───── Text section ─────
Of the many aspects of my job, one that I enjoy most is the various conversations I have daily about the emergence of B2B marketing, marketing best practices, and the new B2B buyer. These discussions, in which ideas are exchanged, are a highlight for me. Recently, I had the opportunity to sit down with Marketing Automation to have a discussion about its role in B2B marketing. Here is the transcript of our discussion.
CH: Thanks for the time to get together today. I know you’re busy.
Marketing Automation: Glad I could do it. I always enjoy talking about the impact I am making in B2B companies.
CH: You are indeed making an impact! However, there still seems to be quite a bit of confusion regarding who you are, what you are, how you should be defined, and what companies can expect from you. In your own words, who is Marketing Automation?
Marketing Automation: I get that question a lot, and I am well aware of how many have misrepresented me. I appreciate the opportunity to set the record straight. I would define myself as follows: I am an enabling technology that will power both demand generation and lead management processes. I allow for consistent and repeatable communications to your buyers, tracking of their behavior, lead qualification, data segmentation, metrics, and other features.
CH: So, if I heard you correctly, you do NOT provide management process, correct? I ask this because many vendors and industry pundits have labeled you as Lead Management Automation.
Marketing Automation: You absolutely heard me correctly! I am not lead management. Yes, lead management and I are related, but we’re distinct. Lead management is a process that I can help enable. If a lead management process is established, then I automate it. But if a company does not have a lead management process, even though I am indeed robust, I can’t bring it about. I can only automate what is already there. Truth be told, in many instances I automate chaos because that’s what’s there. The companies who implement me with no forethought on how to best utilize me? … Now, those are rather unfortunate cases.
CH: It must be hard to be put into a situation where you are expected to live up to a lot of hype, but because of someone else’s unpreparedness, you just can’t. Besides process, what else would you want to ensure is in place so you can perform to your fullest?
Marketing Automation: Besides being a well-defined process, I would also want to ensure that there are the right people who understand me for what I am—technology. There’s a lot of pressure when you’re brought into an organization where everyone has been told you’re the savior. People who understand best practices, customer engagement, and who get sales involved early usually get the most out of me. When I have the right people to work with, the returns are staggering.
CH: Anything else?
Marketing Automation: Timely, relevant content. With content, it’s “a garbage in, garbage out” scenario. I can only send what’s put into me. If it’s bad content, then it won’t engage the buyer. Conversely, nothing is more satisfying then when I send relevant content that aligns to the buyer persona, their buying cycle, and results in 1-1 engagement. I wish more companies would invest in this area. If they did, I’d have a much greater impact.
CH: Let’s shift gears a little bit. There have been many vendors promoting you with messages of “ease of installation” and “easy to use.” Is this a characterization that you embrace?
Marketing Automation: Are you asking me if I’m “easy”? Just kidding (laughs). You know, I don’t want to sound arrogant or anything, but there is a whole lot I can do. When companies reduce me to terms like “easy” or give me away like I am “plug and play,” it’s as if they don’t understand the power I can have. If you simply want me to fire off emails, well, I guess that’s OK. I can do that in my sleep. However, when it comes to database segmentation, database integrations, complex scoring, multi-stream nurture campaigns, and delivering dynamic content, just to name a few, I don’t think you can equate it to Geico …with all due respect to cavemen everywhere.
─────
# [Requirements]
- a) Mark each statement yes or no according to the interview, quoting the deciding words: (i) Marketing Automation calls itself lead management; (ii) Marketing Automation says it can automate only what already exists; (iii) Marketing Automation says it can send only what is put into it.
- b) Swap "staggering" for "remarkable" and write out everything in the interview from "Marketing Automation: Besides" down to "returns are staggering.".
───── Recorded information ─────
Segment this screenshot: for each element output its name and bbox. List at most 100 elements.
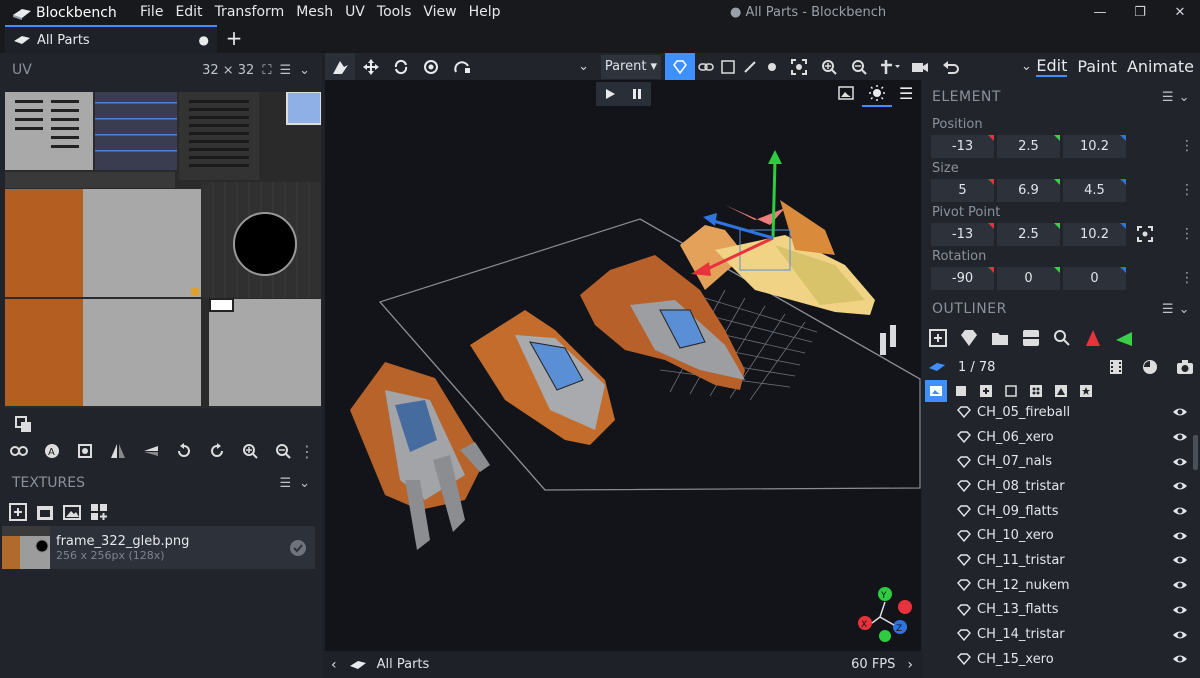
─────
# [Problem solutions]
- a)
(i) No: "I am not lead management."
(ii) Yes: "I can only automate what is already there."
(iii) Yes: "I can only send what’s put into me."

- b)
Marketing Automation: Besides being a well-defined process, I would also want to ensure that there are the right people who understand me for what I am—technology. There’s a lot of pressure when you’re brought into an organization where everyone has been told you’re the savior. People who understand best practices, customer engagement, and who get sales involved early usually get the most out of me. When I have the right people to work with, the returns are remarkable.